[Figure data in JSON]
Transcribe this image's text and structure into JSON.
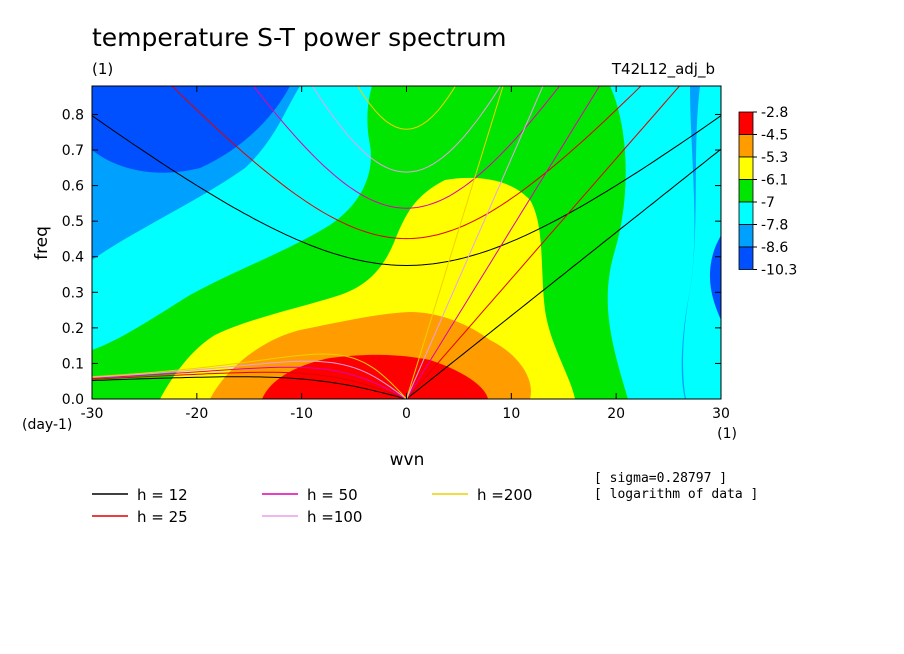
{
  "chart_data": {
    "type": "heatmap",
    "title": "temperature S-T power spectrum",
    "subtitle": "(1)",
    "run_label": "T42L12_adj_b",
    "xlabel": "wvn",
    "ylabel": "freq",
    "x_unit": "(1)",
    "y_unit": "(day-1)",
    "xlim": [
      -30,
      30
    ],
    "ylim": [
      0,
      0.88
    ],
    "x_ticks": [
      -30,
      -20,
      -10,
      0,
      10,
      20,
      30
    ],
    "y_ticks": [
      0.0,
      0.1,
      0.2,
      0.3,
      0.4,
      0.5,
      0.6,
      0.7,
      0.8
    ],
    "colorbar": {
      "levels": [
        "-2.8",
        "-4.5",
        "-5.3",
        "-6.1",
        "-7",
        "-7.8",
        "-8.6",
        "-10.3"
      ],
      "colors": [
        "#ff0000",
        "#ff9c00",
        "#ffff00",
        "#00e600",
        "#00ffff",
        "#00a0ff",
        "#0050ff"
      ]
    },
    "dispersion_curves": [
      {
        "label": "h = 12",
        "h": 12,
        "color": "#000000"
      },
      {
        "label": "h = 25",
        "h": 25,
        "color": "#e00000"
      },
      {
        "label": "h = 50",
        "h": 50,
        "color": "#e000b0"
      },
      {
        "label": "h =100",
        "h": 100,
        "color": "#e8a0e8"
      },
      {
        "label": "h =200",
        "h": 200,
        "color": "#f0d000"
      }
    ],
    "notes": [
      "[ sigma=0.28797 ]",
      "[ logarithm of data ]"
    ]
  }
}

> _Exercise goal_: Pictures in the records above should not be copied. Repeat everything else exactly.

> _Task solution_:
Transcribe this image's text and structure into JSON.
{
  "chart_data": {
    "type": "heatmap",
    "title": "temperature S-T power spectrum",
    "subtitle": "(1)",
    "run_label": "T42L12_adj_b",
    "xlabel": "wvn",
    "ylabel": "freq",
    "x_unit": "(1)",
    "y_unit": "(day-1)",
    "xlim": [
      -30,
      30
    ],
    "ylim": [
      0,
      0.88
    ],
    "x_ticks": [
      -30,
      -20,
      -10,
      0,
      10,
      20,
      30
    ],
    "y_ticks": [
      0.0,
      0.1,
      0.2,
      0.3,
      0.4,
      0.5,
      0.6,
      0.7,
      0.8
    ],
    "colorbar": {
      "levels": [
        "-2.8",
        "-4.5",
        "-5.3",
        "-6.1",
        "-7",
        "-7.8",
        "-8.6",
        "-10.3"
      ],
      "colors": [
        "#ff0000",
        "#ff9c00",
        "#ffff00",
        "#00e600",
        "#00ffff",
        "#00a0ff",
        "#0050ff"
      ]
    },
    "dispersion_curves": [
      {
        "label": "h = 12",
        "h": 12,
        "color": "#000000"
      },
      {
        "label": "h = 25",
        "h": 25,
        "color": "#e00000"
      },
      {
        "label": "h = 50",
        "h": 50,
        "color": "#e000b0"
      },
      {
        "label": "h =100",
        "h": 100,
        "color": "#e8a0e8"
      },
      {
        "label": "h =200",
        "h": 200,
        "color": "#f0d000"
      }
    ],
    "notes": [
      "[ sigma=0.28797 ]",
      "[ logarithm of data ]"
    ]
  }
}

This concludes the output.